| Stated task |
Copy each line below without leaving any out.

# start of Records supplied

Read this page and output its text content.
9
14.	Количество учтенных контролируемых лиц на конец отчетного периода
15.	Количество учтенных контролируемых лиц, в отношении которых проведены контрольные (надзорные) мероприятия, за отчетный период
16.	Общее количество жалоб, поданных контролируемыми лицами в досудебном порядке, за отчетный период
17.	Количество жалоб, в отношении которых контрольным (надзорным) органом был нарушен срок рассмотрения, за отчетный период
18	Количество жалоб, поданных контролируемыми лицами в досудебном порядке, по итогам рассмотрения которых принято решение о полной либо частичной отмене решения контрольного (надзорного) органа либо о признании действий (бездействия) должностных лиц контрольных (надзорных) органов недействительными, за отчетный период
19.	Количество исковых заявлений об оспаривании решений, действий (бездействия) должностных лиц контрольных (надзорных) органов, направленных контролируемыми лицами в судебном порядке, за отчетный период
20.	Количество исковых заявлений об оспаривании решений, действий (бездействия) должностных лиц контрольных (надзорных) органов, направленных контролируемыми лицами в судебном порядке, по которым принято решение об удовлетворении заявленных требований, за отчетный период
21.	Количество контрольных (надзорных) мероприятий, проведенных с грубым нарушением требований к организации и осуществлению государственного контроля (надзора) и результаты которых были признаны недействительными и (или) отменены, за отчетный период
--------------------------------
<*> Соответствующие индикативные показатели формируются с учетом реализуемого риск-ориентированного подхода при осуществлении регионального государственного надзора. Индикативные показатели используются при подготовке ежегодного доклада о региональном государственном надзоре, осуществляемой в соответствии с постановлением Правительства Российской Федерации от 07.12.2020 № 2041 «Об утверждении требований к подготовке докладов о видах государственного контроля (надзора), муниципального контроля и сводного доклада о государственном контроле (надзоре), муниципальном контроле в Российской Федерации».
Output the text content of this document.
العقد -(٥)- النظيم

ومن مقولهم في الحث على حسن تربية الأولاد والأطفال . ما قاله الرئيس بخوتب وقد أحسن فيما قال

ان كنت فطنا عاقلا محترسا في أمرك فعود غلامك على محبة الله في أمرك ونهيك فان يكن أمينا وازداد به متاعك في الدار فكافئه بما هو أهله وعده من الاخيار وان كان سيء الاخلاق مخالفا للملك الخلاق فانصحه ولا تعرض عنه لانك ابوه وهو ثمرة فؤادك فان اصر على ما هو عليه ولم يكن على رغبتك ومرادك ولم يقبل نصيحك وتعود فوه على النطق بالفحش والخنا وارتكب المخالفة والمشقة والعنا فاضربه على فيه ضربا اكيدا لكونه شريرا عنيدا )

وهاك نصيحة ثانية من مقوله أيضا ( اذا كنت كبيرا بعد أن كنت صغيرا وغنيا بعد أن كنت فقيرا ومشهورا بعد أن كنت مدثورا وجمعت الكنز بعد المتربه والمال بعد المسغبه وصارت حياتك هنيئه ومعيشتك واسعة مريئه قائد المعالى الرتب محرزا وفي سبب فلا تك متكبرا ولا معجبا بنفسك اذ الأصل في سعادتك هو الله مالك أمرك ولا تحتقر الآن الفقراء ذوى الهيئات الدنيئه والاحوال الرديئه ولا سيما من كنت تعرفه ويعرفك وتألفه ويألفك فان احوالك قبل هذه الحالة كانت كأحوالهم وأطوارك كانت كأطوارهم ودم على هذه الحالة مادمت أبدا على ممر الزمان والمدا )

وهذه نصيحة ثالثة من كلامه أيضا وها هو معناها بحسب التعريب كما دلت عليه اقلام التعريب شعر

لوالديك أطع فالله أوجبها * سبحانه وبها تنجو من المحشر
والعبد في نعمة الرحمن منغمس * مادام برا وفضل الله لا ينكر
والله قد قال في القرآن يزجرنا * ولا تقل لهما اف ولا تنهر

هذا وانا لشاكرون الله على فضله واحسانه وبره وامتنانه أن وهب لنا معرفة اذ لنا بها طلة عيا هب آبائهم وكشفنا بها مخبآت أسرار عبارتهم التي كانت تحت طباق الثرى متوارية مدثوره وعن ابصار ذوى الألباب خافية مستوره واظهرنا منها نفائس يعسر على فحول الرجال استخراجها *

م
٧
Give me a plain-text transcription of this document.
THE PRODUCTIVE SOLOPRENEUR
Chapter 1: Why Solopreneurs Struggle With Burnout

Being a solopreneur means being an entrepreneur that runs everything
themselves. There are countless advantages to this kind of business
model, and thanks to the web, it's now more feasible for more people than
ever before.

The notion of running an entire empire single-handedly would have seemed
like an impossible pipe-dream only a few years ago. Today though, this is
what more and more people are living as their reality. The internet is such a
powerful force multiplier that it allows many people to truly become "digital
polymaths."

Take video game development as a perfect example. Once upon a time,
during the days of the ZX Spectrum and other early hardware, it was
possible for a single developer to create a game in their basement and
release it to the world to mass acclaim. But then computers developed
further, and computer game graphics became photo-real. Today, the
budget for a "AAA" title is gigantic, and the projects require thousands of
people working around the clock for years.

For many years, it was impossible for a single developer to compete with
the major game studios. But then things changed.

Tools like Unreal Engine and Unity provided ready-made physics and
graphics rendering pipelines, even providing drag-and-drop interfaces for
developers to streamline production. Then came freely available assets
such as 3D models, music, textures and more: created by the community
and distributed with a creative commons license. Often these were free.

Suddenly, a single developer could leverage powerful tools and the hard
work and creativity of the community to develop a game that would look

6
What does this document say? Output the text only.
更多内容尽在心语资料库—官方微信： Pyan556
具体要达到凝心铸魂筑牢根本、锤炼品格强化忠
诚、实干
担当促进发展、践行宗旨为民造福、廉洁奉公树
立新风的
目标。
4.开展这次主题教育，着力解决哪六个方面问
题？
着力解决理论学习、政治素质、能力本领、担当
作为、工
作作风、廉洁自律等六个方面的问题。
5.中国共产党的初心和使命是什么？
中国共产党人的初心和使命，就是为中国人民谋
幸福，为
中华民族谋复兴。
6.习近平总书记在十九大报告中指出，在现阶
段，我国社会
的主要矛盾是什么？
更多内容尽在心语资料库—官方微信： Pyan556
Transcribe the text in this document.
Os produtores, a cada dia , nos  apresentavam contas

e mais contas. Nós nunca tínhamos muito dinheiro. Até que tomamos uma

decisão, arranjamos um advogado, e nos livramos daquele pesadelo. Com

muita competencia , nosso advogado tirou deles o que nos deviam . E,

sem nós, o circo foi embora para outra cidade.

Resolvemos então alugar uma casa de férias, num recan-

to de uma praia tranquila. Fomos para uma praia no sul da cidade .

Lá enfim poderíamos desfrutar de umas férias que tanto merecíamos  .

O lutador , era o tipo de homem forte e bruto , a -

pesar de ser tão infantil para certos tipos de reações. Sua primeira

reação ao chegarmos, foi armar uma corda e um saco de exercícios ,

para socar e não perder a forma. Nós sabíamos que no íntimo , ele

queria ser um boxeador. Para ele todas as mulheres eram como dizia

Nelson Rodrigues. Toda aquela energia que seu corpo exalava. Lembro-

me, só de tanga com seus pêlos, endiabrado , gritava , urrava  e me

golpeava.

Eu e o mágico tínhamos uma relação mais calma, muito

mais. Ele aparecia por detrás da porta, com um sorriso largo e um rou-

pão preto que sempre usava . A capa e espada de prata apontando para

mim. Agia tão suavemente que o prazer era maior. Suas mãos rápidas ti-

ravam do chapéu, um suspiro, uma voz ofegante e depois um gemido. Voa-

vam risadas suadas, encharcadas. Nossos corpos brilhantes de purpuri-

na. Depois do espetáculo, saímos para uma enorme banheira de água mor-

# end of Records supplied

| Answer for the task |
Read this page and output its text content.
9
14.	Количество учтенных контролируемых лиц на конец отчетного периода
15.	Количество учтенных контролируемых лиц, в отношении которых проведены контрольные (надзорные) мероприятия, за отчетный период
16.	Общее количество жалоб, поданных контролируемыми лицами в досудебном порядке, за отчетный период
17.	Количество жалоб, в отношении которых контрольным (надзорным) органом был нарушен срок рассмотрения, за отчетный период
18	Количество жалоб, поданных контролируемыми лицами в досудебном порядке, по итогам рассмотрения которых принято решение о полной либо частичной отмене решения контрольного (надзорного) органа либо о признании действий (бездействия) должностных лиц контрольных (надзорных) органов недействительными, за отчетный период
19.	Количество исковых заявлений об оспаривании решений, действий (бездействия) должностных лиц контрольных (надзорных) органов, направленных контролируемыми лицами в судебном порядке, за отчетный период
20.	Количество исковых заявлений об оспаривании решений, действий (бездействия) должностных лиц контрольных (надзорных) органов, направленных контролируемыми лицами в судебном порядке, по которым принято решение об удовлетворении заявленных требований, за отчетный период
21.	Количество контрольных (надзорных) мероприятий, проведенных с грубым нарушением требований к организации и осуществлению государственного контроля (надзора) и результаты которых были признаны недействительными и (или) отменены, за отчетный период
--------------------------------
<*> Соответствующие индикативные показатели формируются с учетом реализуемого риск-ориентированного подхода при осуществлении регионального государственного надзора. Индикативные показатели используются при подготовке ежегодного доклада о региональном государственном надзоре, осуществляемой в соответствии с постановлением Правительства Российской Федерации от 07.12.2020 № 2041 «Об утверждении требований к подготовке докладов о видах государственного контроля (надзора), муниципального контроля и сводного доклада о государственном контроле (надзоре), муниципальном контроле в Российской Федерации».
Output the text content of this document.
العقد -(٥)- النظيم

ومن مقولهم في الحث على حسن تربية الأولاد والأطفال . ما قاله الرئيس بخوتب وقد أحسن فيما قال

ان كنت فطنا عاقلا محترسا في أمرك فعود غلامك على محبة الله في أمرك ونهيك فان يكن أمينا وازداد به متاعك في الدار فكافئه بما هو أهله وعده من الاخيار وان كان سيء الاخلاق مخالفا للملك الخلاق فانصحه ولا تعرض عنه لانك ابوه وهو ثمرة فؤادك فان اصر على ما هو عليه ولم يكن على رغبتك ومرادك ولم يقبل نصيحك وتعود فوه على النطق بالفحش والخنا وارتكب المخالفة والمشقة والعنا فاضربه على فيه ضربا اكيدا لكونه شريرا عنيدا )

وهاك نصيحة ثانية من مقوله أيضا ( اذا كنت كبيرا بعد أن كنت صغيرا وغنيا بعد أن كنت فقيرا ومشهورا بعد أن كنت مدثورا وجمعت الكنز بعد المتربه والمال بعد المسغبه وصارت حياتك هنيئه ومعيشتك واسعة مريئه قائد المعالى الرتب محرزا وفي سبب فلا تك متكبرا ولا معجبا بنفسك اذ الأصل في سعادتك هو الله مالك أمرك ولا تحتقر الآن الفقراء ذوى الهيئات الدنيئه والاحوال الرديئه ولا سيما من كنت تعرفه ويعرفك وتألفه ويألفك فان احوالك قبل هذه الحالة كانت كأحوالهم وأطوارك كانت كأطوارهم ودم على هذه الحالة مادمت أبدا على ممر الزمان والمدا )

وهذه نصيحة ثالثة من كلامه أيضا وها هو معناها بحسب التعريب كما دلت عليه اقلام التعريب شعر

لوالديك أطع فالله أوجبها * سبحانه وبها تنجو من المحشر
والعبد في نعمة الرحمن منغمس * مادام برا وفضل الله لا ينكر
والله قد قال في القرآن يزجرنا * ولا تقل لهما اف ولا تنهر

هذا وانا لشاكرون الله على فضله واحسانه وبره وامتنانه أن وهب لنا معرفة اذ لنا بها طلة عيا هب آبائهم وكشفنا بها مخبآت أسرار عبارتهم التي كانت تحت طباق الثرى متوارية مدثوره وعن ابصار ذوى الألباب خافية مستوره واظهرنا منها نفائس يعسر على فحول الرجال استخراجها *

م
٧
Give me a plain-text transcription of this document.
THE PRODUCTIVE SOLOPRENEUR
Chapter 1: Why Solopreneurs Struggle With Burnout

Being a solopreneur means being an entrepreneur that runs everything
themselves. There are countless advantages to this kind of business
model, and thanks to the web, it's now more feasible for more people than
ever before.

The notion of running an entire empire single-handedly would have seemed
like an impossible pipe-dream only a few years ago. Today though, this is
what more and more people are living as their reality. The internet is such a
powerful force multiplier that it allows many people to truly become "digital
polymaths."

Take video game development as a perfect example. Once upon a time,
during the days of the ZX Spectrum and other early hardware, it was
possible for a single developer to create a game in their basement and
release it to the world to mass acclaim. But then computers developed
further, and computer game graphics became photo-real. Today, the
budget for a "AAA" title is gigantic, and the projects require thousands of
people working around the clock for years.

For many years, it was impossible for a single developer to compete with
the major game studios. But then things changed.

Tools like Unreal Engine and Unity provided ready-made physics and
graphics rendering pipelines, even providing drag-and-drop interfaces for
developers to streamline production. Then came freely available assets
such as 3D models, music, textures and more: created by the community
and distributed with a creative commons license. Often these were free.

Suddenly, a single developer could leverage powerful tools and the hard
work and creativity of the community to develop a game that would look

6
What does this document say? Output the text only.
更多内容尽在心语资料库—官方微信： Pyan556
具体要达到凝心铸魂筑牢根本、锤炼品格强化忠
诚、实干
担当促进发展、践行宗旨为民造福、廉洁奉公树
立新风的
目标。
4.开展这次主题教育，着力解决哪六个方面问
题？
着力解决理论学习、政治素质、能力本领、担当
作为、工
作作风、廉洁自律等六个方面的问题。
5.中国共产党的初心和使命是什么？
中国共产党人的初心和使命，就是为中国人民谋
幸福，为
中华民族谋复兴。
6.习近平总书记在十九大报告中指出，在现阶
段，我国社会
的主要矛盾是什么？
更多内容尽在心语资料库—官方微信： Pyan556
Transcribe the text in this document.
Os produtores, a cada dia , nos  apresentavam contas

e mais contas. Nós nunca tínhamos muito dinheiro. Até que tomamos uma

decisão, arranjamos um advogado, e nos livramos daquele pesadelo. Com

muita competencia , nosso advogado tirou deles o que nos deviam . E,

sem nós, o circo foi embora para outra cidade.

Resolvemos então alugar uma casa de férias, num recan-

to de uma praia tranquila. Fomos para uma praia no sul da cidade .

Lá enfim poderíamos desfrutar de umas férias que tanto merecíamos  .

O lutador , era o tipo de homem forte e bruto , a -

pesar de ser tão infantil para certos tipos de reações. Sua primeira

reação ao chegarmos, foi armar uma corda e um saco de exercícios ,

para socar e não perder a forma. Nós sabíamos que no íntimo , ele

queria ser um boxeador. Para ele todas as mulheres eram como dizia

Nelson Rodrigues. Toda aquela energia que seu corpo exalava. Lembro-

me, só de tanga com seus pêlos, endiabrado , gritava , urrava  e me

golpeava.

Eu e o mágico tínhamos uma relação mais calma, muito

mais. Ele aparecia por detrás da porta, com um sorriso largo e um rou-

pão preto que sempre usava . A capa e espada de prata apontando para

mim. Agia tão suavemente que o prazer era maior. Suas mãos rápidas ti-

ravam do chapéu, um suspiro, uma voz ofegante e depois um gemido. Voa-

vam risadas suadas, encharcadas. Nossos corpos brilhantes de purpuri-

na. Depois do espetáculo, saímos para uma enorme banheira de água mor-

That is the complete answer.